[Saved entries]

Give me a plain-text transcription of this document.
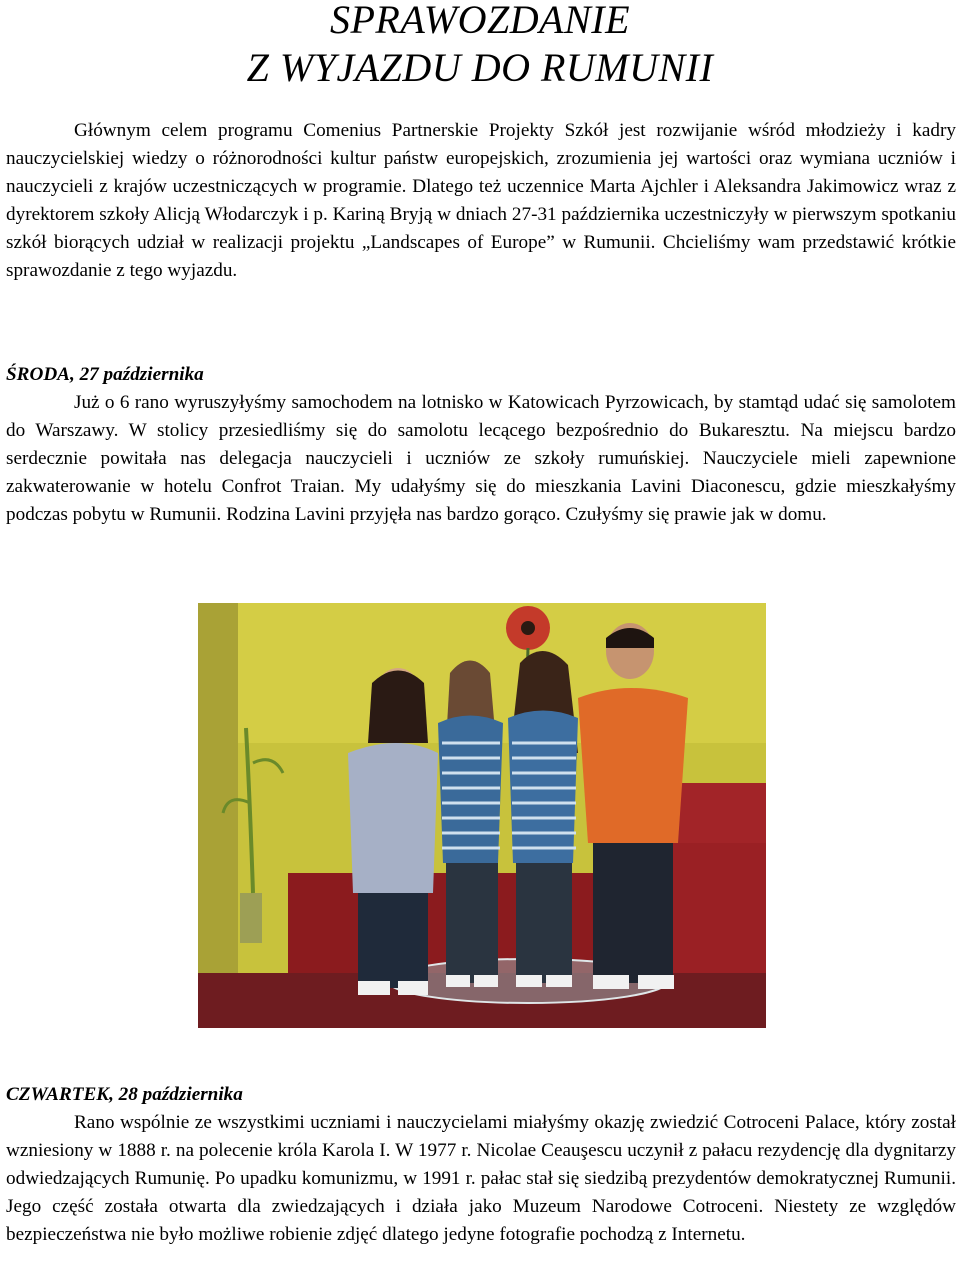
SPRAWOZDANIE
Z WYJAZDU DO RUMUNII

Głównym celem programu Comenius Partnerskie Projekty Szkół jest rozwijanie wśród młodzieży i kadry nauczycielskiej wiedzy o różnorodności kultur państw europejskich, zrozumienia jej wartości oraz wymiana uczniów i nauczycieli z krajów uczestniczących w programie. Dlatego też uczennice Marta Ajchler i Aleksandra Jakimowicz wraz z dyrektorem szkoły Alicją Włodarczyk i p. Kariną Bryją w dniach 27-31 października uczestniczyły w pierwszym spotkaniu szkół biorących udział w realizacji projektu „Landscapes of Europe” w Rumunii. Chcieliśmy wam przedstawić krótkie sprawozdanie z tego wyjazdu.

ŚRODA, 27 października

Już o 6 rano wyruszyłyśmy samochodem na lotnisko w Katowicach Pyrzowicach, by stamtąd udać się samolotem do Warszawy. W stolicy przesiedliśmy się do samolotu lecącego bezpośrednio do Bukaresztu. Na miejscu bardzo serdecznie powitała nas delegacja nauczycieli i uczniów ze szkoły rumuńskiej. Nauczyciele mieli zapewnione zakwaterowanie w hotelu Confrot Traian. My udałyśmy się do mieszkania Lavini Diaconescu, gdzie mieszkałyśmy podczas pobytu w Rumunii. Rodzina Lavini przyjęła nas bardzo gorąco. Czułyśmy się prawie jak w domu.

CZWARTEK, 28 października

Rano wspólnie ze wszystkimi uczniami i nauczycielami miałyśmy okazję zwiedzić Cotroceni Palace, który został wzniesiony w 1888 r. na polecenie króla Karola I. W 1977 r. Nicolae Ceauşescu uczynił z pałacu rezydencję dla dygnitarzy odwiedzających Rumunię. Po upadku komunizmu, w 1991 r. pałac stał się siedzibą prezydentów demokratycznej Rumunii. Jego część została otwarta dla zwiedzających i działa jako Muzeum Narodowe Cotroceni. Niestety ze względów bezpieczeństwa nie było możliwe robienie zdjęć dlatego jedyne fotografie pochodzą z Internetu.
---
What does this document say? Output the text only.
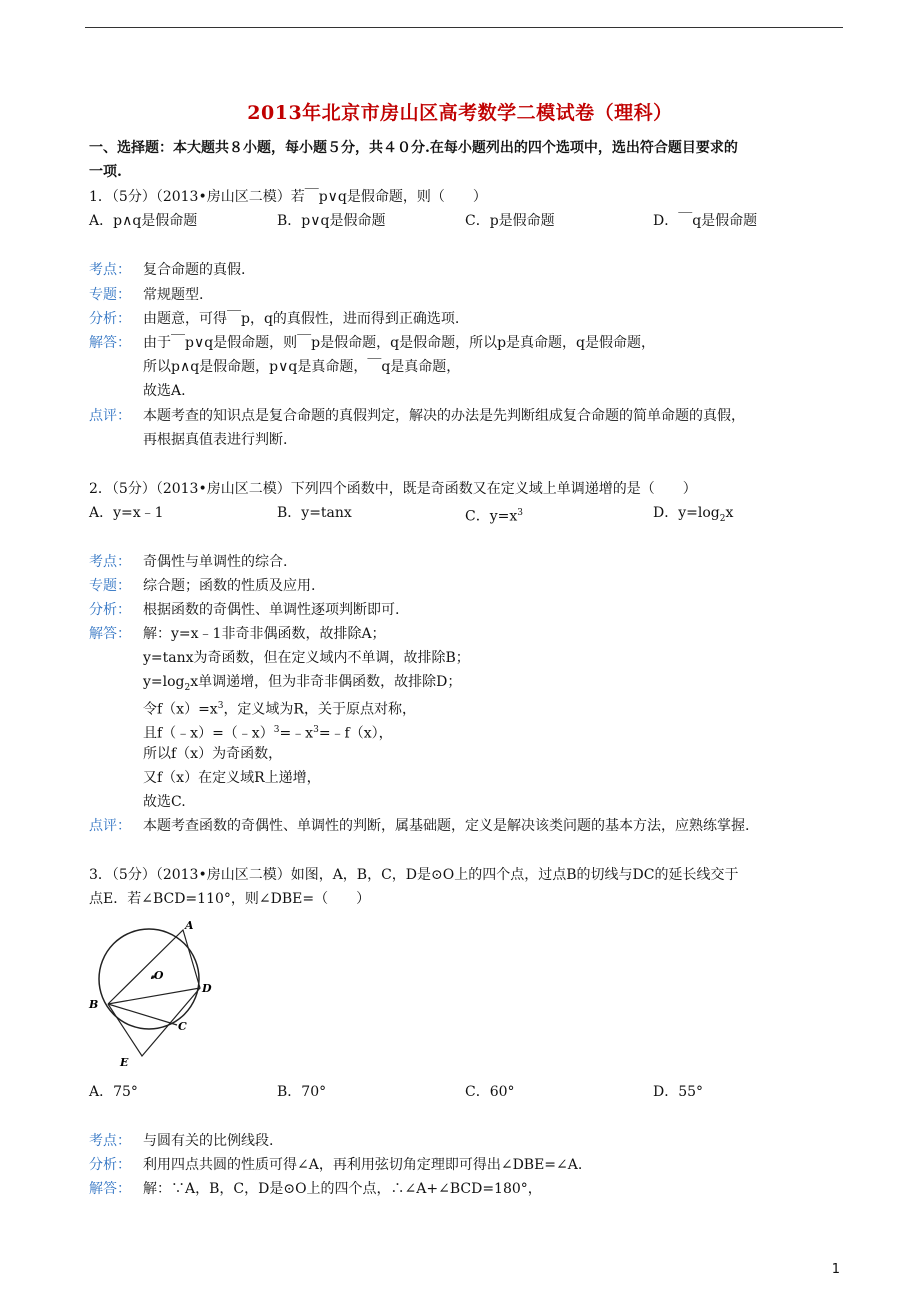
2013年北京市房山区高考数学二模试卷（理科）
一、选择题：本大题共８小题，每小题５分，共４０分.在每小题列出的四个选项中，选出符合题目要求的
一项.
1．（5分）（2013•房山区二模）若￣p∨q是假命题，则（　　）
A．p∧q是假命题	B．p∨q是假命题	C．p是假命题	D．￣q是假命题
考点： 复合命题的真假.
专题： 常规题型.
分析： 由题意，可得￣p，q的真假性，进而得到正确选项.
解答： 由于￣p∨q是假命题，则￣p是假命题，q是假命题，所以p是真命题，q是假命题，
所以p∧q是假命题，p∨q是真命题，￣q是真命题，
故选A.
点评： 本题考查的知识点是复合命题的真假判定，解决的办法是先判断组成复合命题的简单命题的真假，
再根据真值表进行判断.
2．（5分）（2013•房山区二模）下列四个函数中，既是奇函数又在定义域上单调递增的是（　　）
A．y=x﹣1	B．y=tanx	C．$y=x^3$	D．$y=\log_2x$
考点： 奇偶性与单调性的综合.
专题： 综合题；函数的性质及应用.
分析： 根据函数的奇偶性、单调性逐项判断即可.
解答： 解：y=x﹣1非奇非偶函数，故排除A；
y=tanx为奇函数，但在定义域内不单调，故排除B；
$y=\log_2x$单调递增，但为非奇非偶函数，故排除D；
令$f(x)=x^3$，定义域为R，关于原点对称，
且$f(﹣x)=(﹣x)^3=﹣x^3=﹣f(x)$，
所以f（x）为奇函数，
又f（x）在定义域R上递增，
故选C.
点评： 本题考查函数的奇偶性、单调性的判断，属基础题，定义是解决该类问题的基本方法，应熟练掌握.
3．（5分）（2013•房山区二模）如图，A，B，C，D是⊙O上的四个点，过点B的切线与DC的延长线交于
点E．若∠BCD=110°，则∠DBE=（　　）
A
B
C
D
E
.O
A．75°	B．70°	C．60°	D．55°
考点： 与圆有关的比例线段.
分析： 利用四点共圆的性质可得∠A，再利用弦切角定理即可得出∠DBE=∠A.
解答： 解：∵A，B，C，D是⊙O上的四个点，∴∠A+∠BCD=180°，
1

Directive | Find each line in the records holding the string "q是假命题" and show it.

Exercise result |
1．（5分）（2013•房山区二模）若￣p∨q是假命题，则（　　）
A．p∧q是假命题	B．p∨q是假命题	C．p是假命题	D．￣q是假命题
解答： 由于￣p∨q是假命题，则￣p是假命题，q是假命题，所以p是真命题，q是假命题，
所以p∧q是假命题，p∨q是真命题，￣q是真命题，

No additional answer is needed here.